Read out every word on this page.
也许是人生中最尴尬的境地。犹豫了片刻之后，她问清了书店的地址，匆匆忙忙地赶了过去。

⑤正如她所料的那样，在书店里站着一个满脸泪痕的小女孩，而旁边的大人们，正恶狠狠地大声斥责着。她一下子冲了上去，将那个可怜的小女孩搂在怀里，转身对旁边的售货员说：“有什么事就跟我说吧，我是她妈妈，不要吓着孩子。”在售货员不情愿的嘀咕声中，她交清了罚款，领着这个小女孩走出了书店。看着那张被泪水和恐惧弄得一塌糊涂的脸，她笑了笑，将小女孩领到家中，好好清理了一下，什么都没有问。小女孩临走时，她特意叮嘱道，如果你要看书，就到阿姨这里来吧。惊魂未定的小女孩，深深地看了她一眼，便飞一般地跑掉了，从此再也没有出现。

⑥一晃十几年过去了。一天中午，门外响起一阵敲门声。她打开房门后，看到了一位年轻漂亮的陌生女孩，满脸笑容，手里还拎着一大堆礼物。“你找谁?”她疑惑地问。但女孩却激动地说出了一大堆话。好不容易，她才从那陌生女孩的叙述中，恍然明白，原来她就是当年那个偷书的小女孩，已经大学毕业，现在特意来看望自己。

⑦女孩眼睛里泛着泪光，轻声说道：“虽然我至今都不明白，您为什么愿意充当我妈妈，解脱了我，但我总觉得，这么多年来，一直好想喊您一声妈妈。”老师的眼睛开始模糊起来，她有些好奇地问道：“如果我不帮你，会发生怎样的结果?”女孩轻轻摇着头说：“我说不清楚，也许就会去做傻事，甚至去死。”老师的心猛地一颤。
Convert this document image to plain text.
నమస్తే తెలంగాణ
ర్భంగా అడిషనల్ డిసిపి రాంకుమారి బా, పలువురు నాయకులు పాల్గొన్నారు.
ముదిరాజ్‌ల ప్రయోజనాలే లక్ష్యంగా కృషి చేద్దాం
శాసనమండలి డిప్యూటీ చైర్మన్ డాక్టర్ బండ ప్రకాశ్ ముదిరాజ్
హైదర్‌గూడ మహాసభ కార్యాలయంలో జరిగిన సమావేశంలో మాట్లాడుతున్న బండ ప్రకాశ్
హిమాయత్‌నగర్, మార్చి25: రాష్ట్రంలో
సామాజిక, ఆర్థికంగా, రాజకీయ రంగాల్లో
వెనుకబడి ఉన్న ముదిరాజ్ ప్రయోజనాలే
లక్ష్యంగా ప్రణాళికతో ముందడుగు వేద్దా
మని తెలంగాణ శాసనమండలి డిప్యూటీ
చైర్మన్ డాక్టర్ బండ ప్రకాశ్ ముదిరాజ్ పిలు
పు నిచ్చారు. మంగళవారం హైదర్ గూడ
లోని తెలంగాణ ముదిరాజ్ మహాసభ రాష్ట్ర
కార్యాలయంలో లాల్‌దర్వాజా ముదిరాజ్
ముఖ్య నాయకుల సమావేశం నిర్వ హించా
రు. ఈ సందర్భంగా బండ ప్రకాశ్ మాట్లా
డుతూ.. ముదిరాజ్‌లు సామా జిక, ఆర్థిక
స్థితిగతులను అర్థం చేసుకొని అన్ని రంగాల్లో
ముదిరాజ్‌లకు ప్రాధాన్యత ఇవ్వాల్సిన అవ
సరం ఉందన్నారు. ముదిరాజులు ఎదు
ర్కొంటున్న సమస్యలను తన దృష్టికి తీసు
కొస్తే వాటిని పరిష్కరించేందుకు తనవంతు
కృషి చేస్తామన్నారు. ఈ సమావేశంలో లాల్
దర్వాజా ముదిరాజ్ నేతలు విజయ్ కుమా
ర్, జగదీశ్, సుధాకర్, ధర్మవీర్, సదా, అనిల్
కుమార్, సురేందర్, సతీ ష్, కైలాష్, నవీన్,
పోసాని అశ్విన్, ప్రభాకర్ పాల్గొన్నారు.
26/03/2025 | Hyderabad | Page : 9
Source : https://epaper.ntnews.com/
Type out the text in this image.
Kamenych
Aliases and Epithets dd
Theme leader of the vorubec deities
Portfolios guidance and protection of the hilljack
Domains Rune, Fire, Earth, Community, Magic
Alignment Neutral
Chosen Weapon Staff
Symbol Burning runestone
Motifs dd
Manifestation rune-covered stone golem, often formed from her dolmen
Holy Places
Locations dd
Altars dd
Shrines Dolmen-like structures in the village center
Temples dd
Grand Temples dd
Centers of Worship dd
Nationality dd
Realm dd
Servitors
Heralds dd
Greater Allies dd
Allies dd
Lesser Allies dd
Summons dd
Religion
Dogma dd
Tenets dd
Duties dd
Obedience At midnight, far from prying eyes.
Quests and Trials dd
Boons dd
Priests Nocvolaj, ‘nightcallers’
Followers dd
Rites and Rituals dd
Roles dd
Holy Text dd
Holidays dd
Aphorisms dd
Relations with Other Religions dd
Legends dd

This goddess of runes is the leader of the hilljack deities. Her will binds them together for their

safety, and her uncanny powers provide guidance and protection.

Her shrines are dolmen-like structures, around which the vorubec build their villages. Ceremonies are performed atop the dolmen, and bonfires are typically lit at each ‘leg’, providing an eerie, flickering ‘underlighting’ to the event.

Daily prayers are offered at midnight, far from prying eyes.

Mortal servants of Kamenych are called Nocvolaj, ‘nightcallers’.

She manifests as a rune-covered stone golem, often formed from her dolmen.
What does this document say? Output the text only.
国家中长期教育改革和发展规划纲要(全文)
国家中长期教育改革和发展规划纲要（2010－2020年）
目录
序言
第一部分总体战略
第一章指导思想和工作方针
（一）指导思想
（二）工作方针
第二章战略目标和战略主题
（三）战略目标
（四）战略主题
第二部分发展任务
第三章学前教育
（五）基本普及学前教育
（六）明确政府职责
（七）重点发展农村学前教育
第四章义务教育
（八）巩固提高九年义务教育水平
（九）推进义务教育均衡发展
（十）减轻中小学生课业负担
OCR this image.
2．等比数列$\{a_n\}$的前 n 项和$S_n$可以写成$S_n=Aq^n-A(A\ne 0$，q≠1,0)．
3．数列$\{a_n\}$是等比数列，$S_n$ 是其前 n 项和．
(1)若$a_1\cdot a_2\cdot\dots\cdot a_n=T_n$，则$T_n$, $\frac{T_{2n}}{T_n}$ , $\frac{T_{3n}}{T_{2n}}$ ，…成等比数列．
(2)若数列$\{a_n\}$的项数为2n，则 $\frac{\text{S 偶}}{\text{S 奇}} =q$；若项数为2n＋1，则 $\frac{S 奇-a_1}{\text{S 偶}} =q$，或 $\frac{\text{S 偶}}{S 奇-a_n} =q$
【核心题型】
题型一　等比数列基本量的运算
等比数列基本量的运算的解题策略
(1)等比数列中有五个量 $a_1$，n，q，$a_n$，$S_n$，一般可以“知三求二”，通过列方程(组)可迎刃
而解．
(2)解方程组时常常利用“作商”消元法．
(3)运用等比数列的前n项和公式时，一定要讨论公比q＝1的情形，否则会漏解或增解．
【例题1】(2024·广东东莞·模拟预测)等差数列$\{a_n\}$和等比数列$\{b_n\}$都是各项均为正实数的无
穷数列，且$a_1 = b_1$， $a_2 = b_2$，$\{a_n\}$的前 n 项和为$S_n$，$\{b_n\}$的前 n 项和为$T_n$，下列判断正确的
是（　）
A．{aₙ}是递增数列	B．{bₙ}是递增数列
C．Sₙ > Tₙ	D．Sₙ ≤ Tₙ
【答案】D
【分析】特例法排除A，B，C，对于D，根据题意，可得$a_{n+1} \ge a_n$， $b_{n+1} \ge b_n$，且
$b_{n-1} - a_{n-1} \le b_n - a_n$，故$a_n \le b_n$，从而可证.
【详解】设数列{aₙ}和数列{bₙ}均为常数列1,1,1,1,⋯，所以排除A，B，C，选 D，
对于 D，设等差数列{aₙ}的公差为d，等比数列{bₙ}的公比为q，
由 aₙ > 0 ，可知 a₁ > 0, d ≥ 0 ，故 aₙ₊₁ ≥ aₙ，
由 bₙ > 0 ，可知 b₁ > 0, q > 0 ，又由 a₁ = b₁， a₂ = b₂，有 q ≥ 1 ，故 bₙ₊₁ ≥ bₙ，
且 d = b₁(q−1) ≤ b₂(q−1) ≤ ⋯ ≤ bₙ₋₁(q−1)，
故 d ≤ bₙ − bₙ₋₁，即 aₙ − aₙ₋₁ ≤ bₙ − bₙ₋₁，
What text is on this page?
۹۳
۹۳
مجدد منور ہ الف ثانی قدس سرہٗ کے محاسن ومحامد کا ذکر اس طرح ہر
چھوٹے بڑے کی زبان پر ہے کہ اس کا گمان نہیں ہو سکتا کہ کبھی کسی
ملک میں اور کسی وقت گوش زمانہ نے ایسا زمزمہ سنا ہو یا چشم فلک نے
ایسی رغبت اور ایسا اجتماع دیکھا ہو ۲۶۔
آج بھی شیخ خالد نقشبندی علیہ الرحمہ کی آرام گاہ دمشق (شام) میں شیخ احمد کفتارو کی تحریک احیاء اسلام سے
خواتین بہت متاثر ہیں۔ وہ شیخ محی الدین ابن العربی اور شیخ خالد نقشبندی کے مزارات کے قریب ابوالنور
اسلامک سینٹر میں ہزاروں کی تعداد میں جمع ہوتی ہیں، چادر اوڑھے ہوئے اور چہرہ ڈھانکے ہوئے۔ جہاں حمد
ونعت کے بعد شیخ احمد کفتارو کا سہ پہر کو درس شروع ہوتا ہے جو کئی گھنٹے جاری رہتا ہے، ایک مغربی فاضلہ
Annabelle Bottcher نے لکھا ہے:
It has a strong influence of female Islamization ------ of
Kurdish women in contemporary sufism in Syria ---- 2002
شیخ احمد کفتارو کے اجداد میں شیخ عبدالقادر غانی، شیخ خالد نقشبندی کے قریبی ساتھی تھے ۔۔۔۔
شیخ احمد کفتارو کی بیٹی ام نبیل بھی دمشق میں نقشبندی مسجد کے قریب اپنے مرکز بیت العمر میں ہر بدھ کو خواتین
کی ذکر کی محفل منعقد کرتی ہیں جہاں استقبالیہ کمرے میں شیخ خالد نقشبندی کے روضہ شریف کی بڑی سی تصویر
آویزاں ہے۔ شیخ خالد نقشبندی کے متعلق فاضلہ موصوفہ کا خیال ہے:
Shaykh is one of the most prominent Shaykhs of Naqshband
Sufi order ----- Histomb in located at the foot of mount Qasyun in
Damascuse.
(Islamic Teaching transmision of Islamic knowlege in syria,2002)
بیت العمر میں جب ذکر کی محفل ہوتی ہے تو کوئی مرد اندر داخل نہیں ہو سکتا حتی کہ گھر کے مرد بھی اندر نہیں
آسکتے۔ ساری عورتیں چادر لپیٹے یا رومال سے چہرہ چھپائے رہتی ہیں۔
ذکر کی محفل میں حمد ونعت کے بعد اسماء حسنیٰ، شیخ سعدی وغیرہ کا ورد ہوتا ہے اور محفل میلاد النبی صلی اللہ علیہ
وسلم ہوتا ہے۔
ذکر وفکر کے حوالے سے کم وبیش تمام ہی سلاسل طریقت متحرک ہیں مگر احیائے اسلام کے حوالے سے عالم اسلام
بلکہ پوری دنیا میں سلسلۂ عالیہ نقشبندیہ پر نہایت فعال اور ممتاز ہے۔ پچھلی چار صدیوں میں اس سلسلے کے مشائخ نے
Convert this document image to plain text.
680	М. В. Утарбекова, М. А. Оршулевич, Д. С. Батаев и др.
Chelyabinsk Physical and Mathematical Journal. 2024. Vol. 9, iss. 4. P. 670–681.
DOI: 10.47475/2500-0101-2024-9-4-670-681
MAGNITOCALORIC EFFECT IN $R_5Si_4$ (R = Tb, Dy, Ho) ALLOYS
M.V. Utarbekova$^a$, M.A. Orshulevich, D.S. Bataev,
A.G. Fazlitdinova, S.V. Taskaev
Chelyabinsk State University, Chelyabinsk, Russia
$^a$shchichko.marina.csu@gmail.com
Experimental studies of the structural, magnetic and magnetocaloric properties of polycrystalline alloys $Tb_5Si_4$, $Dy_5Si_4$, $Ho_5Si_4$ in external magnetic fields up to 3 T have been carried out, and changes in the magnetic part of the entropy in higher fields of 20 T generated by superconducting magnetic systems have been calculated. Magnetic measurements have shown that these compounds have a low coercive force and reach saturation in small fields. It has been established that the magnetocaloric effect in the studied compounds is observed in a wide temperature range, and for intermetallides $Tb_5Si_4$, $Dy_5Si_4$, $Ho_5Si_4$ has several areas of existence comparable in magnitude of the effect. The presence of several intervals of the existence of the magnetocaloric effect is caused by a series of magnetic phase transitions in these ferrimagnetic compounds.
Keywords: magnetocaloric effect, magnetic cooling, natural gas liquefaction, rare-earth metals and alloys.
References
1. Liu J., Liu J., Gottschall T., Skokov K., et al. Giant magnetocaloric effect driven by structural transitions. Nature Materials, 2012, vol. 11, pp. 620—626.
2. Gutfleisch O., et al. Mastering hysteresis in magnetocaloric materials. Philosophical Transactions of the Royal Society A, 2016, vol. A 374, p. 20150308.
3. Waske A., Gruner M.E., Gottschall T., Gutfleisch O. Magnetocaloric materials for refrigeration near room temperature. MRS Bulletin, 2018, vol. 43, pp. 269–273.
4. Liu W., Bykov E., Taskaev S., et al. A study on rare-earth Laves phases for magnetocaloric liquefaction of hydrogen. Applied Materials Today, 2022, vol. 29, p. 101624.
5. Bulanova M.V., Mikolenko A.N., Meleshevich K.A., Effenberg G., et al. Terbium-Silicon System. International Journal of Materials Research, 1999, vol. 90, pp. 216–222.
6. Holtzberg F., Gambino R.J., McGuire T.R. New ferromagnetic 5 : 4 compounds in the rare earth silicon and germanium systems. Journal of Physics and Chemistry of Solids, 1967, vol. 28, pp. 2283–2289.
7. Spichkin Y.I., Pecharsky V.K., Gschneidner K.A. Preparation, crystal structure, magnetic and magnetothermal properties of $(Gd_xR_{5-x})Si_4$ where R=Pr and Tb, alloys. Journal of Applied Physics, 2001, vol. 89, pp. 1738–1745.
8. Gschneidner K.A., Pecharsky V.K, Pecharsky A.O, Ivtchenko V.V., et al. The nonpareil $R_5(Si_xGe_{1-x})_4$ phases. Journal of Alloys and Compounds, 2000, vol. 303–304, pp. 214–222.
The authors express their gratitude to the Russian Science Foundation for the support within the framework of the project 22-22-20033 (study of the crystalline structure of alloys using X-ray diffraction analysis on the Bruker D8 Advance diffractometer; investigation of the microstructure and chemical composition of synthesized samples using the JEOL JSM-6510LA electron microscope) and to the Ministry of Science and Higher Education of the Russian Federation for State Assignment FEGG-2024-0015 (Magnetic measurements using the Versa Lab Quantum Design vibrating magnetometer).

______

**SHORT TASK**
Reply with nothing but a number: how many lines of the entries above contain the string "guidance"?

**RESPONSE TO THE TASK**
2